=== WORK REQUEST A ===
List every application that the text on Snow Leopard's text substitutions says the substitutions work in.
=== WORK REQUEST B ===
Decide whether each statement below agrees with the text on Snow Leopard's text substitutions. Give yes or no for each, with the deciding words of the text quoted exactly.
(i) The Language & Text pane was previously called the International pane.
(ii) Pressing Return inserts a line-break in the substitution text.
(iii) Snow Leopard's substitutions feature is as powerful as dedicated text-macro programs.
=== WORK REQUEST C ===
Continue the text on Snow Leopard's text substitutions, starting after its final sentence.

=== TEXT UNDER STUDY ===

§

Snow Leopard lets you set system-wide text substitutions, so you can (for example) replace 1/3 with a typographical fraction.
Language & Text Previously known as the International pane, it now has a Text tab that offers a significant new feature: symbol and text substitutions. Similar to the functionality of Microsoft Office’s AutoCorrect and utilities such as TextExpander and TypeIt4Me, Substitutions will automatically replace one text string with another as you type. (Again, see “11 major new Snow Leopard features” and the Macworld video for more details.) Tip: When you’re adding your own substitutions, you can paste text from the Clipboard instead of typing it, and pressing Option-Return—instead of Return—inserts a line-break in the substitution text.
Unfortunately, these substitutions don’t (yet) work in all apps; for example, they work in Pages, TextEdit, and iChat, but not in BBEdit or Word. Developers need to add the right hooks in their software to gain this feature. Snow Leopard’s substitutions feature also isn’t as powerful as dedicated text-macro programs. But for many people, it will be enough.

§

=== RECORDS PROVIDED ===
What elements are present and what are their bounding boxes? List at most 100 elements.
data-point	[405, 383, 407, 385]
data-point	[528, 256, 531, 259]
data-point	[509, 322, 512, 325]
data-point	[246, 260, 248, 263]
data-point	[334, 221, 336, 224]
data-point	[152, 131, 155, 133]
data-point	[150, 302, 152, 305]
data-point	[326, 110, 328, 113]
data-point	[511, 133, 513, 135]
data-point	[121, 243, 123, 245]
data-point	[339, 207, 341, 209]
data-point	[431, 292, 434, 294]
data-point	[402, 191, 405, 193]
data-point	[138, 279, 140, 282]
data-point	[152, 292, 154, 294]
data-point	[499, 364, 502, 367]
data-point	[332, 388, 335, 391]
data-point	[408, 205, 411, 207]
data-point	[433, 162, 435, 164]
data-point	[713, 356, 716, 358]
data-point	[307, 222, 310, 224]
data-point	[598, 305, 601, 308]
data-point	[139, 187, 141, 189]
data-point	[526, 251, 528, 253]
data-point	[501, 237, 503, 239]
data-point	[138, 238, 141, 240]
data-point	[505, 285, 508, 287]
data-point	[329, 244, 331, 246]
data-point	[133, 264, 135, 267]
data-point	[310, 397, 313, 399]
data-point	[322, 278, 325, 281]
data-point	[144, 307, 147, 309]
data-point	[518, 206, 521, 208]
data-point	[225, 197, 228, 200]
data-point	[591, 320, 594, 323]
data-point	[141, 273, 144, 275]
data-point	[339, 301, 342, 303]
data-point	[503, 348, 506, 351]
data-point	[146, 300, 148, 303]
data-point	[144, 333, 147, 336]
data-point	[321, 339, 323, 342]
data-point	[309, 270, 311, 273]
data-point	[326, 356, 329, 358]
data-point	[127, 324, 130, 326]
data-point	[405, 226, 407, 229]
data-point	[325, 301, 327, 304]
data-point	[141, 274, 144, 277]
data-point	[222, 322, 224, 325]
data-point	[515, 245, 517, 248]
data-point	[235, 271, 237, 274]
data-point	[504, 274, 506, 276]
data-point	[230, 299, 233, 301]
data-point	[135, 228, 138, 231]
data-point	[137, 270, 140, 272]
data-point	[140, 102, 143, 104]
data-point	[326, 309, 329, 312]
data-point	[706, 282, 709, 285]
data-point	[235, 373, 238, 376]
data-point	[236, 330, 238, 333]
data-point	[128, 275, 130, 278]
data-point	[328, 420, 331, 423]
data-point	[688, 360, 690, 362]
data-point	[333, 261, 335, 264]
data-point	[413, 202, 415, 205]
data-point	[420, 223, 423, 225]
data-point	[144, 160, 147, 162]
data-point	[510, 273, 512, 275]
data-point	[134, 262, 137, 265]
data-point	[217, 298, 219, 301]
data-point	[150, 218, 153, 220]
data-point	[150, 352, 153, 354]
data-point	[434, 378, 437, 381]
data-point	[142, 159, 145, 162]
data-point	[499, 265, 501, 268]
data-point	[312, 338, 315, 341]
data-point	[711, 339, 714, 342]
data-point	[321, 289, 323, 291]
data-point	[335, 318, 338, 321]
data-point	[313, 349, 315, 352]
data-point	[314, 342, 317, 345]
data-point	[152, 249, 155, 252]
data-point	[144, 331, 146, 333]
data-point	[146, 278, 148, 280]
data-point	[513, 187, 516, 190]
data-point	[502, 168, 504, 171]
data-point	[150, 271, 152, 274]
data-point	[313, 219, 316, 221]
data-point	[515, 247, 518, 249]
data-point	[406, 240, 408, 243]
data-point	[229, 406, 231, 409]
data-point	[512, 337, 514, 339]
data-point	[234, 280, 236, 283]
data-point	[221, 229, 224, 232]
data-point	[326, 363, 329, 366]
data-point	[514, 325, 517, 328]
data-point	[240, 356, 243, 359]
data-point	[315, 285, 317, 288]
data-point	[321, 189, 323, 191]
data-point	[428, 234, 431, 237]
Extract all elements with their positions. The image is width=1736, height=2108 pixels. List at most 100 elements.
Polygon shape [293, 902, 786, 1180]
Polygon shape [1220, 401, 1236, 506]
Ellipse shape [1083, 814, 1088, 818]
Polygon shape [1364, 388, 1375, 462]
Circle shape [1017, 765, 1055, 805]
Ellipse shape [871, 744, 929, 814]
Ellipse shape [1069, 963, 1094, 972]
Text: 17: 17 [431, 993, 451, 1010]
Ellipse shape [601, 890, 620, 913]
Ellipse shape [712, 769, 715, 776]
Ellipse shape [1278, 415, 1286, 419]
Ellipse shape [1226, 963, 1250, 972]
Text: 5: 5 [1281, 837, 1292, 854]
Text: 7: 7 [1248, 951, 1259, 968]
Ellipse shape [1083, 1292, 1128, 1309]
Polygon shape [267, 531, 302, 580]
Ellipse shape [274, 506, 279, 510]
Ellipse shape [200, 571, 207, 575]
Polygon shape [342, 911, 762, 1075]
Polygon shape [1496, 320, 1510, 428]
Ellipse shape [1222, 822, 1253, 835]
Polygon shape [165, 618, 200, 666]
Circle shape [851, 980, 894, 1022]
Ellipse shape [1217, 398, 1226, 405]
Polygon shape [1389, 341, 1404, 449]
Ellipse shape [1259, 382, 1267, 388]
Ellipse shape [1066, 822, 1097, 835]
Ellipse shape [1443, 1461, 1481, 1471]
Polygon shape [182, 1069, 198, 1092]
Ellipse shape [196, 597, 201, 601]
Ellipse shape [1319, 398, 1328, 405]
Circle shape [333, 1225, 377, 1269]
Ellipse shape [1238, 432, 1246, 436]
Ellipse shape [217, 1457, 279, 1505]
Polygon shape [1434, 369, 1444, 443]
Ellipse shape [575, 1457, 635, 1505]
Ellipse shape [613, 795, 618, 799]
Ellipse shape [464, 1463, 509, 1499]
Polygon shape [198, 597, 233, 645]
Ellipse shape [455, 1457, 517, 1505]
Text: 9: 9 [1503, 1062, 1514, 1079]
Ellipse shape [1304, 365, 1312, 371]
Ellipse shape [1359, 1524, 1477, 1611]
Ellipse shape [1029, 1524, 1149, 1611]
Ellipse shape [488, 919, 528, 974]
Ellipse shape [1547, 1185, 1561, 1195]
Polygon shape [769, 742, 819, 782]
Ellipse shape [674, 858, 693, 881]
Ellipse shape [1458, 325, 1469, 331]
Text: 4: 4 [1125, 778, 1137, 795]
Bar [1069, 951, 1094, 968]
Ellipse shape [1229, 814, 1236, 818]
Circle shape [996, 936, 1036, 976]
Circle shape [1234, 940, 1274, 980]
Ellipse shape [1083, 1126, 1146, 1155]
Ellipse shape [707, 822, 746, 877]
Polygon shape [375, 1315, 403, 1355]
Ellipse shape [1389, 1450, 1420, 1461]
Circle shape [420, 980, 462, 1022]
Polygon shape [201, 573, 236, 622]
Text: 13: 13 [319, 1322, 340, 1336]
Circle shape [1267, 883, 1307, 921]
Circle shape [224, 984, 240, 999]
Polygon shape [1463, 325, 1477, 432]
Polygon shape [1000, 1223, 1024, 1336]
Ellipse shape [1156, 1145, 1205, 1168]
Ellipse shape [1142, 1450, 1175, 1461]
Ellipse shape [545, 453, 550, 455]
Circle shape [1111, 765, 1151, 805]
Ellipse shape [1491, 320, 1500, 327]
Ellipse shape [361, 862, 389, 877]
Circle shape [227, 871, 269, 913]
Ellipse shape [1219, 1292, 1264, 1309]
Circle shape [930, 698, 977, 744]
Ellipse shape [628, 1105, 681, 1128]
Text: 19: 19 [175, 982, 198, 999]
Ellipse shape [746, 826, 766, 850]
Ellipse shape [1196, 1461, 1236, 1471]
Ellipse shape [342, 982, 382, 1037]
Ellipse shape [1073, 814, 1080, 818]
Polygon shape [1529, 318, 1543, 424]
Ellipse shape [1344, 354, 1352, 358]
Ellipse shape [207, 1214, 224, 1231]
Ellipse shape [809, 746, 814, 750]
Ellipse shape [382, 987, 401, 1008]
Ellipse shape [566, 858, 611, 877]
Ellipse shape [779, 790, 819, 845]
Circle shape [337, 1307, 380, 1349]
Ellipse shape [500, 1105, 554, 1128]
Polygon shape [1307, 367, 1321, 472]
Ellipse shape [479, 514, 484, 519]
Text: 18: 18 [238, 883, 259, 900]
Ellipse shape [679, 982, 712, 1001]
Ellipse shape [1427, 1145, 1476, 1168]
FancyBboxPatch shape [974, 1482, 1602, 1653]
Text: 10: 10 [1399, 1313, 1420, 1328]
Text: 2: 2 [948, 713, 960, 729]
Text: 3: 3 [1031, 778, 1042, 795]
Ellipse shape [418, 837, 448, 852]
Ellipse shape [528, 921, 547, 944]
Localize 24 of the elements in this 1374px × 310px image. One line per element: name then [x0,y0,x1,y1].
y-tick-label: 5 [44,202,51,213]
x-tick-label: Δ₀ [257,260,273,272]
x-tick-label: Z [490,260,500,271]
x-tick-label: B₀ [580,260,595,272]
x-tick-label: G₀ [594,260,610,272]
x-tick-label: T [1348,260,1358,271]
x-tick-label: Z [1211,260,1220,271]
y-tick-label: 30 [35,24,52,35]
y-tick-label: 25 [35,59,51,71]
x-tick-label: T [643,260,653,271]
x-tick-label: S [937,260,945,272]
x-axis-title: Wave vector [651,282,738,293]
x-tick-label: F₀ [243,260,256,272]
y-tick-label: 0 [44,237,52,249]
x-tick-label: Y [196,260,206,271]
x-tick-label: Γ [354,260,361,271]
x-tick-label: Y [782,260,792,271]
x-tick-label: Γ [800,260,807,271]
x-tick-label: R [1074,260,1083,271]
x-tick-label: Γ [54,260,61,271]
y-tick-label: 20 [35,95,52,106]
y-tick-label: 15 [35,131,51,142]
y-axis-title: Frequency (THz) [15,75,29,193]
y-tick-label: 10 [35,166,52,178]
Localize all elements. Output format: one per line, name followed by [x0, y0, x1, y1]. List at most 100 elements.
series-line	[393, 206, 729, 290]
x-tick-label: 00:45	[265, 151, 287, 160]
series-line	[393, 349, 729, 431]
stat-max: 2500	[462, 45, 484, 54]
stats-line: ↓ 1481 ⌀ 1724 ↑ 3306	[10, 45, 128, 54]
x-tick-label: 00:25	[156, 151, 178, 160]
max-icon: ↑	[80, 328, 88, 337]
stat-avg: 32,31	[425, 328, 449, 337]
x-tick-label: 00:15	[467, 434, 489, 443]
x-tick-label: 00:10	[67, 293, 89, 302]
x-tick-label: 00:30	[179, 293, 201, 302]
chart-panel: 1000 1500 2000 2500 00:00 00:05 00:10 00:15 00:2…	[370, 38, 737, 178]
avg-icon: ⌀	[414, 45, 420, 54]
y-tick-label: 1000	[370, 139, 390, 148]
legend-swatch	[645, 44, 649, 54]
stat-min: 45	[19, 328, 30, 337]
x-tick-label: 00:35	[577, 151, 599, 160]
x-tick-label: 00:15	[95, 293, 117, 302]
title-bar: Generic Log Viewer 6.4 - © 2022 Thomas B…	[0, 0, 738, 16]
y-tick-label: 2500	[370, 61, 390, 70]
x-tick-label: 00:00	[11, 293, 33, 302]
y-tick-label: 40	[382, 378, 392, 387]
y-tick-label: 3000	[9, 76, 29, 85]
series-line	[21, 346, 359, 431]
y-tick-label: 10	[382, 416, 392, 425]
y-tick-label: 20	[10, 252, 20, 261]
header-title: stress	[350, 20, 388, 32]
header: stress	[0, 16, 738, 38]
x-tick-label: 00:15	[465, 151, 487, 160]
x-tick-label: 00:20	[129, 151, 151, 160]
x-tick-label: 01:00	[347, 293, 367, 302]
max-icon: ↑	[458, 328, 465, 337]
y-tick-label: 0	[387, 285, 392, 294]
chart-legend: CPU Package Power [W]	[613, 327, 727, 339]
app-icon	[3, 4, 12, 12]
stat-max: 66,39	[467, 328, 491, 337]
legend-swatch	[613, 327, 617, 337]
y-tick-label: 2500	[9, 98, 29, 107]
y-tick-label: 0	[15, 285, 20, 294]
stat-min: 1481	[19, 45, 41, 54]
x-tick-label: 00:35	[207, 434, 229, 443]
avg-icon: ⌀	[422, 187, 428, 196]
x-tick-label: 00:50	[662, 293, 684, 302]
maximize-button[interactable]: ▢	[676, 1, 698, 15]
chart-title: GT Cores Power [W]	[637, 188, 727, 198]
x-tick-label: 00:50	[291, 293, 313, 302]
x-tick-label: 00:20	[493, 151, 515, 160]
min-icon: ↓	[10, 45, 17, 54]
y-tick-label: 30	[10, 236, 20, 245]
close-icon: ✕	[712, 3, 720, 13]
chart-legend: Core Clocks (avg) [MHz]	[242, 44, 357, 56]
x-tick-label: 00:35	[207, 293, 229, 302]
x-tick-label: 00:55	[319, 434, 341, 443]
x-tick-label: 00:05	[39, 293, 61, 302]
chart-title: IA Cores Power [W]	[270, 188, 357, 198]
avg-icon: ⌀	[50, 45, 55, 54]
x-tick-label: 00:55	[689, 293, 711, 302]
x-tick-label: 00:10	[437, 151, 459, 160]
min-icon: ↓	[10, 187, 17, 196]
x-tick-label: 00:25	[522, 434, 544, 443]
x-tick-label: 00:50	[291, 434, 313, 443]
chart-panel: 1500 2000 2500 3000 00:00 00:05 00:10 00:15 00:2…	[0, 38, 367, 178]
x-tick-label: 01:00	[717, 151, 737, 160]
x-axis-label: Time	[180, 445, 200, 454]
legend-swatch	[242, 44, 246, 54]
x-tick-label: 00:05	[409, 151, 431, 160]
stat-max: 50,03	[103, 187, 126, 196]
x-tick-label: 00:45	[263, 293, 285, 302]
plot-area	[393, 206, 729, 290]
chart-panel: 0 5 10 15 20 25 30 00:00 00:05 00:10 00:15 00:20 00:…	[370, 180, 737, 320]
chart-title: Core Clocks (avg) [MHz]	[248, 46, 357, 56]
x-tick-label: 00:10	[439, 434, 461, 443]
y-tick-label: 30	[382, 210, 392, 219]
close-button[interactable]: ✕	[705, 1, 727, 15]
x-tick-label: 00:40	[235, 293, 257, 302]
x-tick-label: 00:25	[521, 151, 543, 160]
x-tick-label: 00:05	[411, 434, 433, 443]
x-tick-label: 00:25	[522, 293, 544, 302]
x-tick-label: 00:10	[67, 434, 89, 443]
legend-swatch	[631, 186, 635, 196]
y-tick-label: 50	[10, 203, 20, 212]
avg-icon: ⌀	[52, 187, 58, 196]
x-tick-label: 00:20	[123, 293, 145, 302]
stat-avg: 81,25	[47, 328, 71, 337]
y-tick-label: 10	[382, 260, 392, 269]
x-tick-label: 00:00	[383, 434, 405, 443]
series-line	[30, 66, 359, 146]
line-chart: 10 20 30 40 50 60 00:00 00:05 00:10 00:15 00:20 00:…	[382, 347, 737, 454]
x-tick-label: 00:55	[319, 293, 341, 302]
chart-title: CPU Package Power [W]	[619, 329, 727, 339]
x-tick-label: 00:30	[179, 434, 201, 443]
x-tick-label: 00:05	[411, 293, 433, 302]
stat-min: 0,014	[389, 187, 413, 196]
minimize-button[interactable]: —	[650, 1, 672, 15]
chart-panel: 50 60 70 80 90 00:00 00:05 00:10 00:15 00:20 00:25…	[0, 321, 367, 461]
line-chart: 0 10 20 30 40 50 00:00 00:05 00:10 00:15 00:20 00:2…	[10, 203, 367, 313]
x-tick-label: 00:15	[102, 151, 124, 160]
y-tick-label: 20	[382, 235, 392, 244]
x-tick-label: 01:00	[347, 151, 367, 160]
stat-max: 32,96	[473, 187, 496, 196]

§

=== EXERCISE RESULT A ===
Pages, TextEdit, iChat

=== EXERCISE RESULT B ===
(i) Yes: "Previously known as the International pane"
(ii) No: "pressing Option-Return—instead of Return—inserts a line-break in the substitution text"
(iii) No: "Snow Leopard’s substitutions feature also isn’t as powerful as dedicated text-macro programs"

=== EXERCISE RESULT C ===
Another minor change from Leopard’s International pane: the Input Menu tab is now called Input Sources. And within that tab, there’s a new option that lets you select a different input source for each document.
MobileMe There’s now a new sync option: Always Keep The Most Recent Version of a File. With this option selected, if you work on the same iDisk-hosted file on multiple computers, the newest version will be kept when you sync.
QuickTime This pane is gone. See Jon Seff’s “Snow Leopard: Quicktime X” for full details.
In the Security preference pane, you can specify a delay before you need a password to exit the screen saver.
Security The Security pane has undergone some big changes from Leopard to Snow Leopard. For starters, if you opt to require a password when waking the computer from sleep or the screen saver, you can now specify a time-delay (5 seconds; 1, 5, or 15 minutes; or 1 or 4 hours) before that password is necessary.
You can also disable Snow Leopard’s new Location Services (see “Snow Leopard’s little changes”) in the Security pane, as well as reset warnings and permissions for applications.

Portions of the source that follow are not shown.